▸ **Your task**:
Pictures stay out of the copy; set down each line of the listing below exactly.

▸ **Extracted information**:
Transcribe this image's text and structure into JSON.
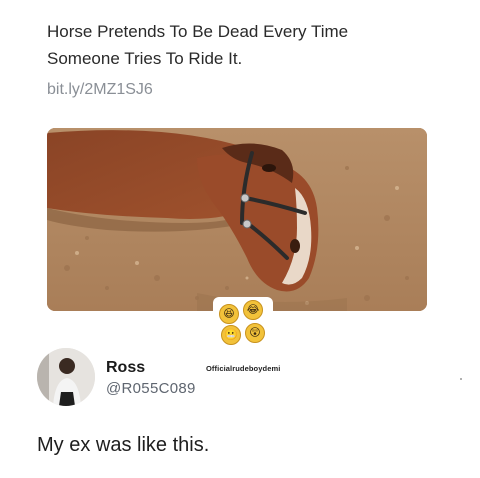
{
  "headline": {
    "line1": "Horse Pretends To Be Dead Every Time",
    "line2": "Someone Tries To Ride It."
  },
  "link": "bit.ly/2MZ1SJ6",
  "image": {
    "subject": "horse-lying-on-dirt"
  },
  "reactions": {
    "watermark": "Officialrudeboydemi",
    "emoji_icons": [
      "laughing-face-icon",
      "crying-laughing-face-icon",
      "grimacing-face-icon",
      "shocked-face-icon"
    ]
  },
  "user": {
    "name": "Ross",
    "handle": "@R055C089"
  },
  "post": {
    "text": "My ex was like this."
  },
  "colors": {
    "headline": "#2a2a2a",
    "link": "#8a8f96",
    "handle": "#5f6670",
    "emoji": "#f2c23a"
  }
}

▸ **Task result**:
Transcribe this image's text and structure into JSON.
{
  "headline": {
    "line1": "Horse Pretends To Be Dead Every Time",
    "line2": "Someone Tries To Ride It."
  },
  "link": "bit.ly/2MZ1SJ6",
  "image": {
    "subject": "horse-lying-on-dirt"
  },
  "reactions": {
    "watermark": "Officialrudeboydemi",
    "emoji_icons": [
      "laughing-face-icon",
      "crying-laughing-face-icon",
      "grimacing-face-icon",
      "shocked-face-icon"
    ]
  },
  "user": {
    "name": "Ross",
    "handle": "@R055C089"
  },
  "post": {
    "text": "My ex was like this."
  },
  "colors": {
    "headline": "#2a2a2a",
    "link": "#8a8f96",
    "handle": "#5f6670",
    "emoji": "#f2c23a"
  }
}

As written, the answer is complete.